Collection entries
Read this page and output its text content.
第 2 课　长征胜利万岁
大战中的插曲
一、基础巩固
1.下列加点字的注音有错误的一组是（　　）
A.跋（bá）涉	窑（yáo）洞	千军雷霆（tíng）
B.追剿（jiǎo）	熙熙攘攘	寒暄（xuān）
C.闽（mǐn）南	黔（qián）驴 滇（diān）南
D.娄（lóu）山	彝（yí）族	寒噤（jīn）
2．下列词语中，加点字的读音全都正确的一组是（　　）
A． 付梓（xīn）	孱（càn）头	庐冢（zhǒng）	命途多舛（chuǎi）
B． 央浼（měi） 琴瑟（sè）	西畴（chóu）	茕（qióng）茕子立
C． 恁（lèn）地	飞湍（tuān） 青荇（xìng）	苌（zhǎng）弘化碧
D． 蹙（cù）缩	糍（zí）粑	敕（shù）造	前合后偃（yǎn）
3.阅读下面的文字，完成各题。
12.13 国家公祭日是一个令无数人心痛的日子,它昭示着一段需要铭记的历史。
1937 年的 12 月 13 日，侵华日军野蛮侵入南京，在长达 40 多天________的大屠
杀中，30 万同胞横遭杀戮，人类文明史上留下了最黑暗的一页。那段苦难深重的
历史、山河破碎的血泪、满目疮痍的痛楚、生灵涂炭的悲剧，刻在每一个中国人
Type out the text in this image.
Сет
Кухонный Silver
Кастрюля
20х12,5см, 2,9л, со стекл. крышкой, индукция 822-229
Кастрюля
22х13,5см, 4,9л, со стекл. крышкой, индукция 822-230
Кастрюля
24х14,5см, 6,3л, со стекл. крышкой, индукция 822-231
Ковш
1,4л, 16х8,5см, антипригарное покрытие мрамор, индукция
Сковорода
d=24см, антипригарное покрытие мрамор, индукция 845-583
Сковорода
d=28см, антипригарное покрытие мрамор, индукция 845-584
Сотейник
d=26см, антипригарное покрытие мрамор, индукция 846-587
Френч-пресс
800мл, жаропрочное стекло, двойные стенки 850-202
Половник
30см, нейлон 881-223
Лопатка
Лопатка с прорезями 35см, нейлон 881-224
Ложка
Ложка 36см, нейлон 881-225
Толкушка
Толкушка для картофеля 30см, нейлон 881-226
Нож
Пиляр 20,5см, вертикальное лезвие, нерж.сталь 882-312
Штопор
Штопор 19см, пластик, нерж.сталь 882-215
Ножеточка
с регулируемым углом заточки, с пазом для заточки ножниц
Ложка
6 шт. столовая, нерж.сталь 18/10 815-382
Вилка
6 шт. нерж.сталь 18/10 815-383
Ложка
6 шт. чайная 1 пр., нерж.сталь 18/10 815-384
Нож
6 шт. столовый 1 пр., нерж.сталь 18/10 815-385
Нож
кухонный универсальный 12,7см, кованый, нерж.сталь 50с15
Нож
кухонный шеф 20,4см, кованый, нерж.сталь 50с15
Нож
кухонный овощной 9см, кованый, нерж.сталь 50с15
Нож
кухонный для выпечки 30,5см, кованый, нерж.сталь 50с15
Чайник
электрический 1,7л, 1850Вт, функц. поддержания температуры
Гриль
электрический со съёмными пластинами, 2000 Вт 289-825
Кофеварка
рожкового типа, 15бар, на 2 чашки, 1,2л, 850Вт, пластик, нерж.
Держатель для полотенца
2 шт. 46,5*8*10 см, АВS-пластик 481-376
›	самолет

Stated task: Send back every record, precisely as written.

Result below:
Read this page and output its text content.
第 2 课　长征胜利万岁
大战中的插曲
一、基础巩固
1.下列加点字的注音有错误的一组是（　　）
A.跋（bá）涉	窑（yáo）洞	千军雷霆（tíng）
B.追剿（jiǎo）	熙熙攘攘	寒暄（xuān）
C.闽（mǐn）南	黔（qián）驴 滇（diān）南
D.娄（lóu）山	彝（yí）族	寒噤（jīn）
2．下列词语中，加点字的读音全都正确的一组是（　　）
A． 付梓（xīn）	孱（càn）头	庐冢（zhǒng）	命途多舛（chuǎi）
B． 央浼（měi） 琴瑟（sè）	西畴（chóu）	茕（qióng）茕子立
C． 恁（lèn）地	飞湍（tuān） 青荇（xìng）	苌（zhǎng）弘化碧
D． 蹙（cù）缩	糍（zí）粑	敕（shù）造	前合后偃（yǎn）
3.阅读下面的文字，完成各题。
12.13 国家公祭日是一个令无数人心痛的日子,它昭示着一段需要铭记的历史。
1937 年的 12 月 13 日，侵华日军野蛮侵入南京，在长达 40 多天________的大屠
杀中，30 万同胞横遭杀戮，人类文明史上留下了最黑暗的一页。那段苦难深重的
历史、山河破碎的血泪、满目疮痍的痛楚、生灵涂炭的悲剧，刻在每一个中国人
Type out the text in this image.
Сет
Кухонный Silver
Кастрюля
20х12,5см, 2,9л, со стекл. крышкой, индукция 822-229
Кастрюля
22х13,5см, 4,9л, со стекл. крышкой, индукция 822-230
Кастрюля
24х14,5см, 6,3л, со стекл. крышкой, индукция 822-231
Ковш
1,4л, 16х8,5см, антипригарное покрытие мрамор, индукция
Сковорода
d=24см, антипригарное покрытие мрамор, индукция 845-583
Сковорода
d=28см, антипригарное покрытие мрамор, индукция 845-584
Сотейник
d=26см, антипригарное покрытие мрамор, индукция 846-587
Френч-пресс
800мл, жаропрочное стекло, двойные стенки 850-202
Половник
30см, нейлон 881-223
Лопатка
Лопатка с прорезями 35см, нейлон 881-224
Ложка
Ложка 36см, нейлон 881-225
Толкушка
Толкушка для картофеля 30см, нейлон 881-226
Нож
Пиляр 20,5см, вертикальное лезвие, нерж.сталь 882-312
Штопор
Штопор 19см, пластик, нерж.сталь 882-215
Ножеточка
с регулируемым углом заточки, с пазом для заточки ножниц
Ложка
6 шт. столовая, нерж.сталь 18/10 815-382
Вилка
6 шт. нерж.сталь 18/10 815-383
Ложка
6 шт. чайная 1 пр., нерж.сталь 18/10 815-384
Нож
6 шт. столовый 1 пр., нерж.сталь 18/10 815-385
Нож
кухонный универсальный 12,7см, кованый, нерж.сталь 50с15
Нож
кухонный шеф 20,4см, кованый, нерж.сталь 50с15
Нож
кухонный овощной 9см, кованый, нерж.сталь 50с15
Нож
кухонный для выпечки 30,5см, кованый, нерж.сталь 50с15
Чайник
электрический 1,7л, 1850Вт, функц. поддержания температуры
Гриль
электрический со съёмными пластинами, 2000 Вт 289-825
Кофеварка
рожкового типа, 15бар, на 2 чашки, 1,2л, 850Вт, пластик, нерж.
Держатель для полотенца
2 шт. 46,5*8*10 см, АВS-пластик 481-376
›	самолет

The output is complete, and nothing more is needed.